Enunciado
Organiza todas las líneas de los registros siguientes en una tabla Markdown con dos columnas, «N.º» para el número de fila y «Texto» para la línea, y omite las líneas en blanco.
------ Material de trabajo ------
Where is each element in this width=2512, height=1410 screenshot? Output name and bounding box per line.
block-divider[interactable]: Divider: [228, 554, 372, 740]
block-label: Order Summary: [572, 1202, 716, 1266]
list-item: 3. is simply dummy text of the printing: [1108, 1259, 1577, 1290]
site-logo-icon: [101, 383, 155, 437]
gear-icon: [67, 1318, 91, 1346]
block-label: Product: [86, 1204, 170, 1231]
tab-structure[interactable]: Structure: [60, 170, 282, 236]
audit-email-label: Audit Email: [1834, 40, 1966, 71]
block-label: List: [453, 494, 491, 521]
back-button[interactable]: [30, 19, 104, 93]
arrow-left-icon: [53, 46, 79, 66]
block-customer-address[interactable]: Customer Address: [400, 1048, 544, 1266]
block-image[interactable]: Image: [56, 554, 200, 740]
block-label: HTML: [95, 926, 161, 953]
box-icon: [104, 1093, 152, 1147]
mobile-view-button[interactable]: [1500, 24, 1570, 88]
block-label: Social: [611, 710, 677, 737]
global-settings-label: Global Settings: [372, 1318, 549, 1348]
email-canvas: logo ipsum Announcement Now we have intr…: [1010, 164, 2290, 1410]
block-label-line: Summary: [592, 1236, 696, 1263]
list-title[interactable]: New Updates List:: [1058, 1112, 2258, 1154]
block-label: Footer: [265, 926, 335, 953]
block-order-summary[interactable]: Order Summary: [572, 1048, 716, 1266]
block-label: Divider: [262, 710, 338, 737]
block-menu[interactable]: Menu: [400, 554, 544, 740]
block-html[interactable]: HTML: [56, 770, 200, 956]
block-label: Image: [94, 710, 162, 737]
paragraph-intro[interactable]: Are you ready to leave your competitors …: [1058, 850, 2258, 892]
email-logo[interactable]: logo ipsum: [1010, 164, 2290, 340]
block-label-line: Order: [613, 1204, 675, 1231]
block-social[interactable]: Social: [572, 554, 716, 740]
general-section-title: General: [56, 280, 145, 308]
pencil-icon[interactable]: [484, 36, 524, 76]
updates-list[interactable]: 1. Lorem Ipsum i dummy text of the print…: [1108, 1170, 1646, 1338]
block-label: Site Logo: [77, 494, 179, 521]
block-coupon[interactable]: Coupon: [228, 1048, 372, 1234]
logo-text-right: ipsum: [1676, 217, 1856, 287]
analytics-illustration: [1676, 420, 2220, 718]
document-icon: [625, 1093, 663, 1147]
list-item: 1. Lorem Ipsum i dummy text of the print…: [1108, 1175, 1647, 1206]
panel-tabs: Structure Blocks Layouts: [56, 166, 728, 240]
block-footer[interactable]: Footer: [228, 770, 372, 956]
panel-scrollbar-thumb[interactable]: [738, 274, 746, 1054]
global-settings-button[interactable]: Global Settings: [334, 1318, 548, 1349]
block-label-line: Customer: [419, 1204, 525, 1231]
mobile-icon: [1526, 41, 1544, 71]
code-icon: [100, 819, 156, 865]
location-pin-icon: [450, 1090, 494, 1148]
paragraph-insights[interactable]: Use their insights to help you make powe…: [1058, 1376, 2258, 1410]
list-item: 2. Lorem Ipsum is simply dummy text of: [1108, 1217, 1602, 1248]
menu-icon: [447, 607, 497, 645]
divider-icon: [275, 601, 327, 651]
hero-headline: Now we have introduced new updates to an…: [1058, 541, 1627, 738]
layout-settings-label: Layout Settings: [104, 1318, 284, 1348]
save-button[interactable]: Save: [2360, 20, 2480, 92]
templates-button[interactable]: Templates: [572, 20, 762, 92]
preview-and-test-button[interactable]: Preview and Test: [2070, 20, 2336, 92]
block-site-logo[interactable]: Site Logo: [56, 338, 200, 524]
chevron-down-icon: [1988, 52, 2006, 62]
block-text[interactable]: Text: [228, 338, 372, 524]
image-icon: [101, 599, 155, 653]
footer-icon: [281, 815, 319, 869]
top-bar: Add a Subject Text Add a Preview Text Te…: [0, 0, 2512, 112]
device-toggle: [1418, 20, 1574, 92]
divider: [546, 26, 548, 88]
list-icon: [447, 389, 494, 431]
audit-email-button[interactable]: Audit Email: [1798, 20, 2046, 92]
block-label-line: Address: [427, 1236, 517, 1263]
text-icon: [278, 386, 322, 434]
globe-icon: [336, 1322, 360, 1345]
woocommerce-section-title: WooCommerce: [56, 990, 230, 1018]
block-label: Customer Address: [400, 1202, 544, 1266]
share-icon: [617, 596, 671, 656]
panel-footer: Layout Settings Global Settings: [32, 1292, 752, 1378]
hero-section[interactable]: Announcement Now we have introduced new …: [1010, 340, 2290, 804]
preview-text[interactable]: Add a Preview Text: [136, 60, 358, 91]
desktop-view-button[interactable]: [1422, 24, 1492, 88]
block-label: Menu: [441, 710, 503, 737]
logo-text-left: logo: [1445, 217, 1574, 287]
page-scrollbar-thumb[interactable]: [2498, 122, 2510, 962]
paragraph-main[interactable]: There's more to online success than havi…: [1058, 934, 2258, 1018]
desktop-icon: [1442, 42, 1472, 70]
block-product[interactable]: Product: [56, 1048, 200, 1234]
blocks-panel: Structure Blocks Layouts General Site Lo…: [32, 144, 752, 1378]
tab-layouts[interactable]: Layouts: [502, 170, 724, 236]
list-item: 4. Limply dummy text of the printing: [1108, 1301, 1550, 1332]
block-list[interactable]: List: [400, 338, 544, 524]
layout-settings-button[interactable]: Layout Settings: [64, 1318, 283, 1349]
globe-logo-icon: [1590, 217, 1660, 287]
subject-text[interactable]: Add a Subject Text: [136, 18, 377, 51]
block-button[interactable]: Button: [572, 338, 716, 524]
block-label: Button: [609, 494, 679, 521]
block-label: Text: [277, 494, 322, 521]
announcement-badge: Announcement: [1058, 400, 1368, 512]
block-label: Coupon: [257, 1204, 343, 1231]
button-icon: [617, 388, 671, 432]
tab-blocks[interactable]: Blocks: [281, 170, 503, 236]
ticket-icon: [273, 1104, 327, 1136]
------
Tarea resuelta
| N.º | Texto |
|---|---|
| 1 | Where is each element in this width=2512, height=1410 screenshot? Output name and bounding box per line. |
| 2 | block-divider[interactable]: Divider: [228, 554, 372, 740] |
| 3 | block-label: Order Summary: [572, 1202, 716, 1266] |
| 4 | list-item: 3. is simply dummy text of the printing: [1108, 1259, 1577, 1290] |
| 5 | site-logo-icon: [101, 383, 155, 437] |
| 6 | gear-icon: [67, 1318, 91, 1346] |
| 7 | block-label: Product: [86, 1204, 170, 1231] |
| 8 | tab-structure[interactable]: Structure: [60, 170, 282, 236] |
| 9 | audit-email-label: Audit Email: [1834, 40, 1966, 71] |
| 10 | block-label: List: [453, 494, 491, 521] |
| 11 | back-button[interactable]: [30, 19, 104, 93] |
| 12 | arrow-left-icon: [53, 46, 79, 66] |
| 13 | block-customer-address[interactable]: Customer Address: [400, 1048, 544, 1266] |
| 14 | block-image[interactable]: Image: [56, 554, 200, 740] |
| 15 | block-label: HTML: [95, 926, 161, 953] |
| 16 | box-icon: [104, 1093, 152, 1147] |
| 17 | mobile-view-button[interactable]: [1500, 24, 1570, 88] |
| 18 | block-label: Social: [611, 710, 677, 737] |
| 19 | global-settings-label: Global Settings: [372, 1318, 549, 1348] |
| 20 | email-canvas: logo ipsum Announcement Now we have intr…: [1010, 164, 2290, 1410] |
| 21 | block-label-line: Summary: [592, 1236, 696, 1263] |
| 22 | list-title[interactable]: New Updates List:: [1058, 1112, 2258, 1154] |
| 23 | block-label: Footer: [265, 926, 335, 953] |
| 24 | block-order-summary[interactable]: Order Summary: [572, 1048, 716, 1266] |
| 25 | block-label: Divider: [262, 710, 338, 737] |
| 26 | block-menu[interactable]: Menu: [400, 554, 544, 740] |
| 27 | block-html[interactable]: HTML: [56, 770, 200, 956] |
| 28 | block-label: Image: [94, 710, 162, 737] |
| 29 | paragraph-intro[interactable]: Are you ready to leave your competitors …: [1058, 850, 2258, 892] |
| 30 | email-logo[interactable]: logo ipsum: [1010, 164, 2290, 340] |
| 31 | block-label-line: Order: [613, 1204, 675, 1231] |
| 32 | block-social[interactable]: Social: [572, 554, 716, 740] |
| 33 | general-section-title: General: [56, 280, 145, 308] |
| 34 | pencil-icon[interactable]: [484, 36, 524, 76] |
| 35 | updates-list[interactable]: 1. Lorem Ipsum i dummy text of the print…: [1108, 1170, 1646, 1338] |
| 36 | block-label: Site Logo: [77, 494, 179, 521] |
| 37 | block-coupon[interactable]: Coupon: [228, 1048, 372, 1234] |
| 38 | logo-text-right: ipsum: [1676, 217, 1856, 287] |
| 39 | analytics-illustration: [1676, 420, 2220, 718] |
| 40 | document-icon: [625, 1093, 663, 1147] |
| 41 | list-item: 1. Lorem Ipsum i dummy text of the print…: [1108, 1175, 1647, 1206] |
| 42 | panel-tabs: Structure Blocks Layouts: [56, 166, 728, 240] |
| 43 | block-footer[interactable]: Footer: [228, 770, 372, 956] |
| 44 | panel-scrollbar-thumb[interactable]: [738, 274, 746, 1054] |
| 45 | global-settings-button[interactable]: Global Settings: [334, 1318, 548, 1349] |
| 46 | block-label-line: Customer: [419, 1204, 525, 1231] |
| 47 | mobile-icon: [1526, 41, 1544, 71] |
| 48 | code-icon: [100, 819, 156, 865] |
| 49 | location-pin-icon: [450, 1090, 494, 1148] |
| 50 | paragraph-insights[interactable]: Use their insights to help you make powe…: [1058, 1376, 2258, 1410] |
| 51 | list-item: 2. Lorem Ipsum is simply dummy text of: [1108, 1217, 1602, 1248] |
| 52 | menu-icon: [447, 607, 497, 645] |
| 53 | divider-icon: [275, 601, 327, 651] |
| 54 | hero-headline: Now we have introduced new updates to an…: [1058, 541, 1627, 738] |
| 55 | layout-settings-label: Layout Settings: [104, 1318, 284, 1348] |
| 56 | save-button[interactable]: Save: [2360, 20, 2480, 92] |
| 57 | templates-button[interactable]: Templates: [572, 20, 762, 92] |
| 58 | preview-and-test-button[interactable]: Preview and Test: [2070, 20, 2336, 92] |
| 59 | block-site-logo[interactable]: Site Logo: [56, 338, 200, 524] |
| 60 | chevron-down-icon: [1988, 52, 2006, 62] |
| 61 | block-text[interactable]: Text: [228, 338, 372, 524] |
| 62 | image-icon: [101, 599, 155, 653] |
| 63 | footer-icon: [281, 815, 319, 869] |
| 64 | top-bar: Add a Subject Text Add a Preview Text Te…: [0, 0, 2512, 112] |
| 65 | device-toggle: [1418, 20, 1574, 92] |
| 66 | divider: [546, 26, 548, 88] |
| 67 | list-icon: [447, 389, 494, 431] |
| 68 | audit-email-button[interactable]: Audit Email: [1798, 20, 2046, 92] |
| 69 | block-label-line: Address: [427, 1236, 517, 1263] |
| 70 | text-icon: [278, 386, 322, 434] |
| 71 | globe-icon: [336, 1322, 360, 1345] |
| 72 | woocommerce-section-title: WooCommerce: [56, 990, 230, 1018] |
| 73 | block-label: Customer Address: [400, 1202, 544, 1266] |
| 74 | share-icon: [617, 596, 671, 656] |
| 75 | panel-footer: Layout Settings Global Settings: [32, 1292, 752, 1378] |
| 76 | hero-section[interactable]: Announcement Now we have introduced new …: [1010, 340, 2290, 804] |
| 77 | preview-text[interactable]: Add a Preview Text: [136, 60, 358, 91] |
| 78 | desktop-view-button[interactable]: [1422, 24, 1492, 88] |
| 79 | block-label: Menu: [441, 710, 503, 737] |
| 80 | logo-text-left: logo: [1445, 217, 1574, 287] |
| 81 | page-scrollbar-thumb[interactable]: [2498, 122, 2510, 962] |
| 82 | paragraph-main[interactable]: There's more to online success than havi…: [1058, 934, 2258, 1018] |
| 83 | desktop-icon: [1442, 42, 1472, 70] |
| 84 | block-product[interactable]: Product: [56, 1048, 200, 1234] |
| 85 | blocks-panel: Structure Blocks Layouts General Site Lo…: [32, 144, 752, 1378] |
| 86 | tab-layouts[interactable]: Layouts: [502, 170, 724, 236] |
| 87 | list-item: 4. Limply dummy text of the printing: [1108, 1301, 1550, 1332] |
| 88 | block-list[interactable]: List: [400, 338, 544, 524] |
| 89 | layout-settings-button[interactable]: Layout Settings: [64, 1318, 283, 1349] |
| 90 | globe-logo-icon: [1590, 217, 1660, 287] |
| 91 | subject-text[interactable]: Add a Subject Text: [136, 18, 377, 51] |
| 92 | block-button[interactable]: Button: [572, 338, 716, 524] |
| 93 | block-label: Button: [609, 494, 679, 521] |
| 94 | block-label: Text: [277, 494, 322, 521] |
| 95 | announcement-badge: Announcement: [1058, 400, 1368, 512] |
| 96 | block-label: Coupon: [257, 1204, 343, 1231] |
| 97 | button-icon: [617, 388, 671, 432] |
| 98 | tab-blocks[interactable]: Blocks: [281, 170, 503, 236] |
| 99 | ticket-icon: [273, 1104, 327, 1136] |